### Description of the task
Filter the entries, keeping every line with the word "SMART".

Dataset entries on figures
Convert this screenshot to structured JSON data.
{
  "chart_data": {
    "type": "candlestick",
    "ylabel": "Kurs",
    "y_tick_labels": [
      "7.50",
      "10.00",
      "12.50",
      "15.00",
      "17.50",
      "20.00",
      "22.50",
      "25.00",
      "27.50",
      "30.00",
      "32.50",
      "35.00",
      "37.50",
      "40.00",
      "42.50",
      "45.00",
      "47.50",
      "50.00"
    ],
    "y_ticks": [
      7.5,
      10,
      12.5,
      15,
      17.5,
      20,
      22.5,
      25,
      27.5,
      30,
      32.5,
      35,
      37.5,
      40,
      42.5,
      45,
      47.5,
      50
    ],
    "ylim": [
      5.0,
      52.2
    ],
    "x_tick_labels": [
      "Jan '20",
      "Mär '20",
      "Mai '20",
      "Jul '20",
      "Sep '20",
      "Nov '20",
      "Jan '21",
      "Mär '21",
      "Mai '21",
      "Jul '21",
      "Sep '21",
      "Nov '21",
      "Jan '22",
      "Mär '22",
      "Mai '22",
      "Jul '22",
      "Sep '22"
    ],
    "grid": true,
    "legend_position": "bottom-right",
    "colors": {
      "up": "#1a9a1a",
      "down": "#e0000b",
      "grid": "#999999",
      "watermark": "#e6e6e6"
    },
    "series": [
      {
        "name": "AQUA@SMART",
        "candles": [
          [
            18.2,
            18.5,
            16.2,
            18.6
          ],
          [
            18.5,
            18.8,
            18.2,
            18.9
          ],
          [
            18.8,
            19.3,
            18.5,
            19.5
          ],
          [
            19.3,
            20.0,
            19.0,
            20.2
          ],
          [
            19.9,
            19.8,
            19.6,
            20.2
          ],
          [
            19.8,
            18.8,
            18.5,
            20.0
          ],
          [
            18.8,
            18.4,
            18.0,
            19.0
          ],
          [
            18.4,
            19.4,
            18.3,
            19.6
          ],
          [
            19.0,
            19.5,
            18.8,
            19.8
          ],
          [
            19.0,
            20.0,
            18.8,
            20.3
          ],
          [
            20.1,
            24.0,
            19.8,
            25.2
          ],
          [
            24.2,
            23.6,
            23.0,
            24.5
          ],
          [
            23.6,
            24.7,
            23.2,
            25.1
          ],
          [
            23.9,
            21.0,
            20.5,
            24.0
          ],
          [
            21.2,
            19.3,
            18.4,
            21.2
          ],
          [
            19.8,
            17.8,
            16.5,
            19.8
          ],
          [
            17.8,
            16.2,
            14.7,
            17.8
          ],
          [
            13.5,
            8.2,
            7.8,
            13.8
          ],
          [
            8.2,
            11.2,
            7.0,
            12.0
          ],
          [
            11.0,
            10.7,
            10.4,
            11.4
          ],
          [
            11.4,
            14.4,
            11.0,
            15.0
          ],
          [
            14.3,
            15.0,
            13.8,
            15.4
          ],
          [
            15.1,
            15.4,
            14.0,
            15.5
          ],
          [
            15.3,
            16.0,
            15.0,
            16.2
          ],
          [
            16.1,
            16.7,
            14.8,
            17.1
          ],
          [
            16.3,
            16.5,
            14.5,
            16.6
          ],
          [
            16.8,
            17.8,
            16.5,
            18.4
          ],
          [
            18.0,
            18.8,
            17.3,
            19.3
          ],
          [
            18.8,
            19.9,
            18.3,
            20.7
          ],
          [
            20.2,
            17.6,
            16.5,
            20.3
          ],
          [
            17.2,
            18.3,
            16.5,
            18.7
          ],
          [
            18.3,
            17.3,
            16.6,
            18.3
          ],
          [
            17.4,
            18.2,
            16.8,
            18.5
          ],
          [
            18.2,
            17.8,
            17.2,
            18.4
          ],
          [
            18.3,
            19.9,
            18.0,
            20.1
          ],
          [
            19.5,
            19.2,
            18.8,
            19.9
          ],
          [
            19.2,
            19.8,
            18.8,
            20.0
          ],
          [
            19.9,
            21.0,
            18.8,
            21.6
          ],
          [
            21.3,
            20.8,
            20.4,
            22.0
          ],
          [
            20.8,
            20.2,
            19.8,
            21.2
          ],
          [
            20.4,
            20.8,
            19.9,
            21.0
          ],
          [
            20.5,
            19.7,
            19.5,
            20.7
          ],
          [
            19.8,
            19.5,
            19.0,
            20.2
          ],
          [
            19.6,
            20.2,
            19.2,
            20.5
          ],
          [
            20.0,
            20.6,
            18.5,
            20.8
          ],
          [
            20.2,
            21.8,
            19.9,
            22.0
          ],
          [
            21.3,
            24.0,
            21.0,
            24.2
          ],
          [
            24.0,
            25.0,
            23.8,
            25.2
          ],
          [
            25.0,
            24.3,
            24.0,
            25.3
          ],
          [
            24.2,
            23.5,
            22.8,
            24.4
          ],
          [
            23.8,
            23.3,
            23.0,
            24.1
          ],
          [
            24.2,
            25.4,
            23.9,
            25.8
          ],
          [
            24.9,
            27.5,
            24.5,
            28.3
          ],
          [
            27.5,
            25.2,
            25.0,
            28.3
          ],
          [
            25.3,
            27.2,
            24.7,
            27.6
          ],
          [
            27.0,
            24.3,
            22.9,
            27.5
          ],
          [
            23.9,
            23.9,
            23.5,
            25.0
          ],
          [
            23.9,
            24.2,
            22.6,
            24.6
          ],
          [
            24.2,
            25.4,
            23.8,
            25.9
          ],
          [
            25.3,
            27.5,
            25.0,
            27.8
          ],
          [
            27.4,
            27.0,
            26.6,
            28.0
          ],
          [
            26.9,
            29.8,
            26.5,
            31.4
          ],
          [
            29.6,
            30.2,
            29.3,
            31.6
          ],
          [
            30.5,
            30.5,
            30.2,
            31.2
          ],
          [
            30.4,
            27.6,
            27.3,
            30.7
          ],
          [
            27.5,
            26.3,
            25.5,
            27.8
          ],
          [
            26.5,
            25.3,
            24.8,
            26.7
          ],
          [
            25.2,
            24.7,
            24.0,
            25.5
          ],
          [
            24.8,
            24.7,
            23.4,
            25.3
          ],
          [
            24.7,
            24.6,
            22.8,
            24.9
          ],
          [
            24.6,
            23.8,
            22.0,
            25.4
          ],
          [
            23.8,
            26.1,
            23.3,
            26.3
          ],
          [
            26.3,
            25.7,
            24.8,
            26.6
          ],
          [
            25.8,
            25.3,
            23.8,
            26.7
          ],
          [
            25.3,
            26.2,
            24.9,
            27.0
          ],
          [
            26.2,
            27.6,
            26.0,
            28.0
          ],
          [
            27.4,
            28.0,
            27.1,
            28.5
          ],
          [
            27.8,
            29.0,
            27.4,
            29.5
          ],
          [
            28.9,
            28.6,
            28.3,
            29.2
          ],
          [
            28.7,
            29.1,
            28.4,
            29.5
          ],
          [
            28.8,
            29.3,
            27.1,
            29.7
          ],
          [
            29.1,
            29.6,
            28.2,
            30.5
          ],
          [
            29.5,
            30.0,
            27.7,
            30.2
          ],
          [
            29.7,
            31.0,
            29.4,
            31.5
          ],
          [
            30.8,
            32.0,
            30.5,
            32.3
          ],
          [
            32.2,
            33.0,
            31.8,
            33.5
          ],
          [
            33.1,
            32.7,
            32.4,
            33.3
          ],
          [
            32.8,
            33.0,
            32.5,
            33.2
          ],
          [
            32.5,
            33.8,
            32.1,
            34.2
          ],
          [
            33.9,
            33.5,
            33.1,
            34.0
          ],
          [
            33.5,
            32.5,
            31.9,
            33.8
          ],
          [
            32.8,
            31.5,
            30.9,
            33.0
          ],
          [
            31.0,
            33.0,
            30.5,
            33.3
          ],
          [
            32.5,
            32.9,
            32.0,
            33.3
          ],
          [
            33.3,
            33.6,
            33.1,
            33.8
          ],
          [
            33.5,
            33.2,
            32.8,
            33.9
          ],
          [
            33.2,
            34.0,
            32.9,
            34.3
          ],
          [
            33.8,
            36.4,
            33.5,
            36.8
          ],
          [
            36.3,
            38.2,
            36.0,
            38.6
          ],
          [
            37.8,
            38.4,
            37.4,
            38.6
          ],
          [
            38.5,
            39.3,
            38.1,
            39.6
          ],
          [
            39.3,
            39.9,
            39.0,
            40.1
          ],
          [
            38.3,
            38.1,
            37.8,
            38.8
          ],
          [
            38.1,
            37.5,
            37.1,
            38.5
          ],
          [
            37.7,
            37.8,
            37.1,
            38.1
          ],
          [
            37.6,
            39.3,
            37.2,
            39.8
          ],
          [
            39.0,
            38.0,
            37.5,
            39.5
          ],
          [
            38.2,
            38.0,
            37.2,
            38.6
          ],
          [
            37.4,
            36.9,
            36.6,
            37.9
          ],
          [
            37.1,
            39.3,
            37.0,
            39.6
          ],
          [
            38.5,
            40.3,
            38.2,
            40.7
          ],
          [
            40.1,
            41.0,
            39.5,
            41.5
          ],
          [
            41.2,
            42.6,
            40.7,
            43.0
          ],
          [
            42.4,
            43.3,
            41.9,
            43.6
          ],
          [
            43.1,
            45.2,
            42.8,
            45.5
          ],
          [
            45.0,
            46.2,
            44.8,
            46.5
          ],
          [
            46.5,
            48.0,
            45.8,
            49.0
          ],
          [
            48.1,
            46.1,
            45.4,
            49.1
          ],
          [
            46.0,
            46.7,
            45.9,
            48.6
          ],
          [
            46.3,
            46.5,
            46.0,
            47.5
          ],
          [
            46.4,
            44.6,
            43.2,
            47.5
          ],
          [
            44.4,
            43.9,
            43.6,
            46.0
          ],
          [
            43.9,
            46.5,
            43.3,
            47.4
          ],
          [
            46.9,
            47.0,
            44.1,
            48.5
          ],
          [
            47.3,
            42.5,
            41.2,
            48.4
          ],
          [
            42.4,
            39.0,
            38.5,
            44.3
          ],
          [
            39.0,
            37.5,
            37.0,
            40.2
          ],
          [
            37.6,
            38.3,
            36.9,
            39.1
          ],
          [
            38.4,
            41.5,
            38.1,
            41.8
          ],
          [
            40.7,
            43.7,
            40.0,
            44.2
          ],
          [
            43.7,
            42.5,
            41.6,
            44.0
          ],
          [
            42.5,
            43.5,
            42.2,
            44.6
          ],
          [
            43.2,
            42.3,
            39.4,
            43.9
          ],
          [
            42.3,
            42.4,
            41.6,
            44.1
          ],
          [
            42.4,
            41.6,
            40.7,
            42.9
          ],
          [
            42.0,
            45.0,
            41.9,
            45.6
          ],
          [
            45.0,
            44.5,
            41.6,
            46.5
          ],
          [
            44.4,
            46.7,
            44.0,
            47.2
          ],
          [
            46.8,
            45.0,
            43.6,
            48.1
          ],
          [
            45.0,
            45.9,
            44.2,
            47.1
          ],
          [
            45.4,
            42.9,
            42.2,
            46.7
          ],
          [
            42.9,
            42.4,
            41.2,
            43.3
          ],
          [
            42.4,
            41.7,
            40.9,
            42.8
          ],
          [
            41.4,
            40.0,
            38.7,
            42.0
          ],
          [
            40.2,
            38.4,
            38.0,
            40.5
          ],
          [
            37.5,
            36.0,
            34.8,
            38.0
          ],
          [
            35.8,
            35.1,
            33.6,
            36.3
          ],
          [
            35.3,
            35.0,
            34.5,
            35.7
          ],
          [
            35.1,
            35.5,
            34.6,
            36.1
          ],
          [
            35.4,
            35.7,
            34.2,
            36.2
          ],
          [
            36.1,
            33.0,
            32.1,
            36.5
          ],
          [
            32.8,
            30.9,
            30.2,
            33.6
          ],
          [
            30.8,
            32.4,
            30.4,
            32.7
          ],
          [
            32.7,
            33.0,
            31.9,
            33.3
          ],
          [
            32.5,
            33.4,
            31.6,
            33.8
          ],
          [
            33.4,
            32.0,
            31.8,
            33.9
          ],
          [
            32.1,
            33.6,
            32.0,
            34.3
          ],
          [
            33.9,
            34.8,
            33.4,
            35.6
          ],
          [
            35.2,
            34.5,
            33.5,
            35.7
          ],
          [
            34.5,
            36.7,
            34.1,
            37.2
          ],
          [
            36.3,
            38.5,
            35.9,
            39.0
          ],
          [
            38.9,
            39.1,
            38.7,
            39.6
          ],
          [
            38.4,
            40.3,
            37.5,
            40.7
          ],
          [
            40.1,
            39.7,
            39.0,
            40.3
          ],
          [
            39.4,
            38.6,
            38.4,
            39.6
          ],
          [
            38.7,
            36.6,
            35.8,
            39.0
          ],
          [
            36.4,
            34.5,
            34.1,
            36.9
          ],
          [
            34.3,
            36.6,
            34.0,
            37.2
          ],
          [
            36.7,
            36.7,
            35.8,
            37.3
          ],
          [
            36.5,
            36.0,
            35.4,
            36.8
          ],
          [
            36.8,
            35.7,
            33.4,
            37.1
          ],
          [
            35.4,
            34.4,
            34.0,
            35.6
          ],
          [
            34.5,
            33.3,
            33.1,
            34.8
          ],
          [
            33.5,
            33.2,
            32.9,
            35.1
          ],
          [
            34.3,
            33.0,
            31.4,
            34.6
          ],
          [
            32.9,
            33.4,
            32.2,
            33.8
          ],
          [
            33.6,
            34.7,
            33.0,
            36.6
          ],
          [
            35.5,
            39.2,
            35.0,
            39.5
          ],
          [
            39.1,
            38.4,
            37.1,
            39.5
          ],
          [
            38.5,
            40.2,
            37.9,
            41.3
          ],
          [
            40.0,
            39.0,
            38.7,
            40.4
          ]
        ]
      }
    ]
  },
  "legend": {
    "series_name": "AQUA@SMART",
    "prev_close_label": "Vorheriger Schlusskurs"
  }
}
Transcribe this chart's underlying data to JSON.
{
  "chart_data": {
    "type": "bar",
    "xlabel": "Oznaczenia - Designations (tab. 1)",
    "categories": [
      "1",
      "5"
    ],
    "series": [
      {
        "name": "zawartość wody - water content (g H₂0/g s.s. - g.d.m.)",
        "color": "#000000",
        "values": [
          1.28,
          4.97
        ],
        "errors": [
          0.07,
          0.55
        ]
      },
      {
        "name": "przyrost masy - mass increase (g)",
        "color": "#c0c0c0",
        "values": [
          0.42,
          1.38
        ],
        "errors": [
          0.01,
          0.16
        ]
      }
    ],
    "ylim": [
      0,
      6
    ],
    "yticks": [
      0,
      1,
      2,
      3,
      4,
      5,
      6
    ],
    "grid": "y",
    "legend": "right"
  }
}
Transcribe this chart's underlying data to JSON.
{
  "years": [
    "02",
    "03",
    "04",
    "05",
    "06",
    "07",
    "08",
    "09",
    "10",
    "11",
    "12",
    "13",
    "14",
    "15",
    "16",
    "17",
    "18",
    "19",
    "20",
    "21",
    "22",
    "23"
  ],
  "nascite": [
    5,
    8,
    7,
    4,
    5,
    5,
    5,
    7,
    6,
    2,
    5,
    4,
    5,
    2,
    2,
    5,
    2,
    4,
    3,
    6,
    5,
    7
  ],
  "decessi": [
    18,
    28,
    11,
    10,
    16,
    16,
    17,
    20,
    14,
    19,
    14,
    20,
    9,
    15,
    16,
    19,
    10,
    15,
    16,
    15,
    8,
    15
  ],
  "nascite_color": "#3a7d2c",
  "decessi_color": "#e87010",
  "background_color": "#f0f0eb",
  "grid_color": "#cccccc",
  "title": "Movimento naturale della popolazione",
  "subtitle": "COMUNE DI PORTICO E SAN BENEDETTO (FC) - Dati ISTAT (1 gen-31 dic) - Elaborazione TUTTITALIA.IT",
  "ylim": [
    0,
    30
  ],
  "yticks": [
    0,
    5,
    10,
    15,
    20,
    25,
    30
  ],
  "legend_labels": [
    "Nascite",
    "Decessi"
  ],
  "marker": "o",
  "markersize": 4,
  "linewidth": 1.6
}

### Result for this exercise
        "name": "AQUA@SMART",
    "series_name": "AQUA@SMART",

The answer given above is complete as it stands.